From the entries that follow, list every line in which the string "Output" appears.

● Dataset records
-------
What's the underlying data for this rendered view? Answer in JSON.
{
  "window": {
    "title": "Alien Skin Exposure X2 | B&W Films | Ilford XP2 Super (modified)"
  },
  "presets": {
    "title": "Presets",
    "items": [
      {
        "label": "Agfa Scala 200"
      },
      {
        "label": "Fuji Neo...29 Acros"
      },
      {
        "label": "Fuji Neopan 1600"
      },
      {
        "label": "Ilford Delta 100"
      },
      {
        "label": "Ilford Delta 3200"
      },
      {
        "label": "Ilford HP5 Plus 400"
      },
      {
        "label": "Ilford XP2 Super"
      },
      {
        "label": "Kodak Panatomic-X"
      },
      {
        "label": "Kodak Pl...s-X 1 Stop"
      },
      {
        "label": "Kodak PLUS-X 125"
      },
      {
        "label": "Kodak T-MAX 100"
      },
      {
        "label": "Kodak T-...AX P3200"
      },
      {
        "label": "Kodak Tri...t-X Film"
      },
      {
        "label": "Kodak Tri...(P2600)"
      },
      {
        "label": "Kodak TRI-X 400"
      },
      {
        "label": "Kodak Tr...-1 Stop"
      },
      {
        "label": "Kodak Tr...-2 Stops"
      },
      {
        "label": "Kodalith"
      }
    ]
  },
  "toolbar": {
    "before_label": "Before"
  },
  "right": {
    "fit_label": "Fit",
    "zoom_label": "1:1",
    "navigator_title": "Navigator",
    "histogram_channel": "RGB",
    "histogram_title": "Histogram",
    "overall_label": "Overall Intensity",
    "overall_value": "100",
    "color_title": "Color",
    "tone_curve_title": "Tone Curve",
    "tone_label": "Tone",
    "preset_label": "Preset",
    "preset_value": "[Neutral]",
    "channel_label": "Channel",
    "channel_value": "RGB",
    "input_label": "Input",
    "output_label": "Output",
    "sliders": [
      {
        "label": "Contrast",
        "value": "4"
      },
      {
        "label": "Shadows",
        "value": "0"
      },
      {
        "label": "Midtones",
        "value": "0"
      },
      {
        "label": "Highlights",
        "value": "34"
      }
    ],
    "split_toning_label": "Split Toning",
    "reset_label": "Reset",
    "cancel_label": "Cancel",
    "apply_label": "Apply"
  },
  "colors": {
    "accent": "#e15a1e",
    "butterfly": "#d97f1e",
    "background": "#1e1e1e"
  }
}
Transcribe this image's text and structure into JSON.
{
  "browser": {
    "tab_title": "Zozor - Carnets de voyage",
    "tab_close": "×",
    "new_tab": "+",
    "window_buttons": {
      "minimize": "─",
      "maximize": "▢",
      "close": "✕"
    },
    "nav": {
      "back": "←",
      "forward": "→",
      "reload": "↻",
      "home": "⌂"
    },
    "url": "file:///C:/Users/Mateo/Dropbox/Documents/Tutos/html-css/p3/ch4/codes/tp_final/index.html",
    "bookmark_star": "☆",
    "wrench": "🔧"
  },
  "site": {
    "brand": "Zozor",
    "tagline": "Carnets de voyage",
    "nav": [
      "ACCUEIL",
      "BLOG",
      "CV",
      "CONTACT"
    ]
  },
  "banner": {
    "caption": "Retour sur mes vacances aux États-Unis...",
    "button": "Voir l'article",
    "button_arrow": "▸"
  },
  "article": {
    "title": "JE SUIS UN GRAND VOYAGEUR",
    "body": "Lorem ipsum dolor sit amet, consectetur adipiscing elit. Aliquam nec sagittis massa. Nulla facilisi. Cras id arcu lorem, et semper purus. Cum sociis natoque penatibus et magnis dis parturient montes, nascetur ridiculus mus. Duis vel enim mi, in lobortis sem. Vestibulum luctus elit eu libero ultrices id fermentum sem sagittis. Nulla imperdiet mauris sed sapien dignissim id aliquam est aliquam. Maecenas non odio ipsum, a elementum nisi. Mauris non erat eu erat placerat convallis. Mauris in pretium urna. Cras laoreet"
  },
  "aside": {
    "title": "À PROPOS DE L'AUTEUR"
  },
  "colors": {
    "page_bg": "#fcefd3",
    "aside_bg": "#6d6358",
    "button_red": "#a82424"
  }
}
-------
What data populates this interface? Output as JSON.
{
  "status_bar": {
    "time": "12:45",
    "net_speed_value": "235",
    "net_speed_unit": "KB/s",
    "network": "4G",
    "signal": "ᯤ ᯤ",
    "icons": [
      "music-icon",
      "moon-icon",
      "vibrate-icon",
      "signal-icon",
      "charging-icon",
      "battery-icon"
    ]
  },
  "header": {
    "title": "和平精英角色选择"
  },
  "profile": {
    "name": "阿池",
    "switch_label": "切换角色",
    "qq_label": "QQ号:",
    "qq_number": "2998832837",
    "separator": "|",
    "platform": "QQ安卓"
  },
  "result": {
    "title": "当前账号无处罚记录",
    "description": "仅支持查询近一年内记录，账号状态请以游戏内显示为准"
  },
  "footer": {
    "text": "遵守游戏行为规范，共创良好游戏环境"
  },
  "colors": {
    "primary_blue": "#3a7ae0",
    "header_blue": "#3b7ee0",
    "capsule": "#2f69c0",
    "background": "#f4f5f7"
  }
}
-------
● Task response
    "output_label": "Output",
What data populates this interface? Output as JSON.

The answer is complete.